**WHAT YOU WILL DO:** Check each line of the listing for the string "JSON", then state how many lines have it. Only the number is wanted.

Stored items from a collection
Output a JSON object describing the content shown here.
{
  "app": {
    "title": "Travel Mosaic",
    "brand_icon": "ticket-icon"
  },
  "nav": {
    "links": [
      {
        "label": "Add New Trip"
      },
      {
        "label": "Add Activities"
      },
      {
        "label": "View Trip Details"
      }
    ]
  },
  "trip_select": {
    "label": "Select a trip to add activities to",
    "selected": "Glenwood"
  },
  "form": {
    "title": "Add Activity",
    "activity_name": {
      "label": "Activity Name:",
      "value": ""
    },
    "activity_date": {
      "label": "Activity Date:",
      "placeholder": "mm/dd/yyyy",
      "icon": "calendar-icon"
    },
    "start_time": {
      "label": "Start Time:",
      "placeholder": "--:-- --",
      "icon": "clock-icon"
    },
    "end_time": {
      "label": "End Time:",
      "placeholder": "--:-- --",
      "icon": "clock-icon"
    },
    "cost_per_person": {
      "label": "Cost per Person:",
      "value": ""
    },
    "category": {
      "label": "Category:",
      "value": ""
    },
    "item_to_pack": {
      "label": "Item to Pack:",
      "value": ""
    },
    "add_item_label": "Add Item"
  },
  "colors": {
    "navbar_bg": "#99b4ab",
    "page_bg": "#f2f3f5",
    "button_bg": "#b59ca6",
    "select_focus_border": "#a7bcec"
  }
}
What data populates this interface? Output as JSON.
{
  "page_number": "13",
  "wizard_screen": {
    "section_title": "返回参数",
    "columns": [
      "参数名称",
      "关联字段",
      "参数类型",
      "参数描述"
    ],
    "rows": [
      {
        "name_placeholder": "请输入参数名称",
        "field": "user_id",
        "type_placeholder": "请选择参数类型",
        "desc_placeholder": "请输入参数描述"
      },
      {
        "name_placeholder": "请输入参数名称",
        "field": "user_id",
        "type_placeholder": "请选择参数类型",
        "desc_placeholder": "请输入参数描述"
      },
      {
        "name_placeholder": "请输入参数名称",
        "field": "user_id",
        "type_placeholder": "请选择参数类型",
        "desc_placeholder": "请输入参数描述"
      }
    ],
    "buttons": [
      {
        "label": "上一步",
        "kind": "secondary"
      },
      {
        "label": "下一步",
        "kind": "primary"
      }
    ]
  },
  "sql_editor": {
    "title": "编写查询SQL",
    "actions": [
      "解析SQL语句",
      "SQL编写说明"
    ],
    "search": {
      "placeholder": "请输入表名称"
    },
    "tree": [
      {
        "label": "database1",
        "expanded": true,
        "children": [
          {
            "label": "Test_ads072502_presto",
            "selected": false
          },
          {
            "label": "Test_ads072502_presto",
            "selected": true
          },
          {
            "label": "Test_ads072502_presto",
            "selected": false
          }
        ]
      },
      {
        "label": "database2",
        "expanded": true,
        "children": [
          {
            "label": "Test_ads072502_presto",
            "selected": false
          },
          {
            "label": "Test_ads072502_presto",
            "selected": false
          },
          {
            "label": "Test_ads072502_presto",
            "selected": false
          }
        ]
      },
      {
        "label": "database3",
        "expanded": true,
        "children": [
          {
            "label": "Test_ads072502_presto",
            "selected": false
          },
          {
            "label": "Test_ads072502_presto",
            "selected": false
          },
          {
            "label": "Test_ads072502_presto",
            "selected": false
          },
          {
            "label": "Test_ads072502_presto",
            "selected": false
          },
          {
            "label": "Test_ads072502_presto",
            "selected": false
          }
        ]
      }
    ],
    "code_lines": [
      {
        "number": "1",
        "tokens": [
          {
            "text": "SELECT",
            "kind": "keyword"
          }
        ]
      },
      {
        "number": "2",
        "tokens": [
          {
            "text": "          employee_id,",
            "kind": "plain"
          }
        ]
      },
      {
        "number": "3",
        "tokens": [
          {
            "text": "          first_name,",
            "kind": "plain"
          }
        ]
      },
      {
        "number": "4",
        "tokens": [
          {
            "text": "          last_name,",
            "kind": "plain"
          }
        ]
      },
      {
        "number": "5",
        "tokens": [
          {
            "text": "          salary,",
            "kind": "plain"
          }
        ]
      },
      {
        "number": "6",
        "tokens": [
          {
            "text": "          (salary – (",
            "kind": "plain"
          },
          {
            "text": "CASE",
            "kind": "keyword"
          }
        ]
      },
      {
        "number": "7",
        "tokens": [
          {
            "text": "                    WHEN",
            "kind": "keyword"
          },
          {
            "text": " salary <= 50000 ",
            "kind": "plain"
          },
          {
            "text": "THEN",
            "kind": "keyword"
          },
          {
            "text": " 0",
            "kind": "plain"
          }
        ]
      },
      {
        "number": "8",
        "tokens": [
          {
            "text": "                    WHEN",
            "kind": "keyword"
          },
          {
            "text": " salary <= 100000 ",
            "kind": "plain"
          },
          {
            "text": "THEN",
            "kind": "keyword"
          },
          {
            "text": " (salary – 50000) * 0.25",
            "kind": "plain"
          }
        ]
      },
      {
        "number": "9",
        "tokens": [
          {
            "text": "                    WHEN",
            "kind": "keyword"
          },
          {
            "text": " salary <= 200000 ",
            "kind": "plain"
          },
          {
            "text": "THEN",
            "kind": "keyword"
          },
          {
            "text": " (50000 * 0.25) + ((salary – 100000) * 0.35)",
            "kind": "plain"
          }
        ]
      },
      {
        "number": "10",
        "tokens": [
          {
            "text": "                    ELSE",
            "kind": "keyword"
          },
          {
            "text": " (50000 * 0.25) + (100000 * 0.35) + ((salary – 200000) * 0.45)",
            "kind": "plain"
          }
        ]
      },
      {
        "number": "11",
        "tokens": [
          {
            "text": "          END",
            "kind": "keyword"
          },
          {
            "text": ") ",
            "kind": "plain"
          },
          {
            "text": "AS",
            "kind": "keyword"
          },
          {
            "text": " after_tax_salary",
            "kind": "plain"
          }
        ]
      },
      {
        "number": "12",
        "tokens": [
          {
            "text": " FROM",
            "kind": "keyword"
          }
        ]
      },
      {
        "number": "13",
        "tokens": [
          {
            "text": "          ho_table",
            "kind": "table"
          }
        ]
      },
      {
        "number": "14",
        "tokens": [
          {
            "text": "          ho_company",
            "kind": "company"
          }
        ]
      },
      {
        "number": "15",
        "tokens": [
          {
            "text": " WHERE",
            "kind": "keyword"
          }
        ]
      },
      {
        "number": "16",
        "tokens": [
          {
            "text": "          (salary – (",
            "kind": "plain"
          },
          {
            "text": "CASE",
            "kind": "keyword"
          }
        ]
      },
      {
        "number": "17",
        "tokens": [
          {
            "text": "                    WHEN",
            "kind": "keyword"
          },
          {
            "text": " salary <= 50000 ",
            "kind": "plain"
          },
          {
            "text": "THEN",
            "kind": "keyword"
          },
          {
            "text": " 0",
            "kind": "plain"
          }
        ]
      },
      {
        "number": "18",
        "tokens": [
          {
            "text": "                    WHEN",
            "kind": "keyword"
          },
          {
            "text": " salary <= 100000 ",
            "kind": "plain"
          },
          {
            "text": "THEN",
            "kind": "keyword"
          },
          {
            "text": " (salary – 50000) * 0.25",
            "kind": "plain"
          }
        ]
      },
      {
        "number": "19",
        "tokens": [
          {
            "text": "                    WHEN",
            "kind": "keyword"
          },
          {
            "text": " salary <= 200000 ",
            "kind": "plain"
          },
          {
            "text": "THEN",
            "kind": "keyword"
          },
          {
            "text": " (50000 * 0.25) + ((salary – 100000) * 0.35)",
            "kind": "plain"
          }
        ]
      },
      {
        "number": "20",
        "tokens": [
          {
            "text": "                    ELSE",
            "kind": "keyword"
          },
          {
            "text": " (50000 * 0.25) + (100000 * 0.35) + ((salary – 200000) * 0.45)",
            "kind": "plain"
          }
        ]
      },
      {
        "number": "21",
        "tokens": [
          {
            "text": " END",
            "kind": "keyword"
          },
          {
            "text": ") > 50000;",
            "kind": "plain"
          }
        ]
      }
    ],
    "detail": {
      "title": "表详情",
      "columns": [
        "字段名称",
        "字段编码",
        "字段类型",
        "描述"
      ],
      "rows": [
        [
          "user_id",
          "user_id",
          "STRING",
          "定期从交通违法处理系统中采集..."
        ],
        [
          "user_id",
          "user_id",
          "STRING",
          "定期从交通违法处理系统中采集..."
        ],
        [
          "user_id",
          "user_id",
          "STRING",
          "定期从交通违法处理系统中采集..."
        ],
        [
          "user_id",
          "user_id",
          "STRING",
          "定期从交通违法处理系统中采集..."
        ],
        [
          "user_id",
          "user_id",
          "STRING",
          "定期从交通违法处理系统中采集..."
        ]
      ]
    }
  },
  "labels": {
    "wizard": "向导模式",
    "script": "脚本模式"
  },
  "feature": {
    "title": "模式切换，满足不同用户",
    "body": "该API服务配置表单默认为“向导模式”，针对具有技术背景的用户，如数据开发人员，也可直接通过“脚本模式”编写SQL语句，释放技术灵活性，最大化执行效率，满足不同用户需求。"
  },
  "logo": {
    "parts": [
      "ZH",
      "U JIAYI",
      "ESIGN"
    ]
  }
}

**THE COMPLETED TASK:** 2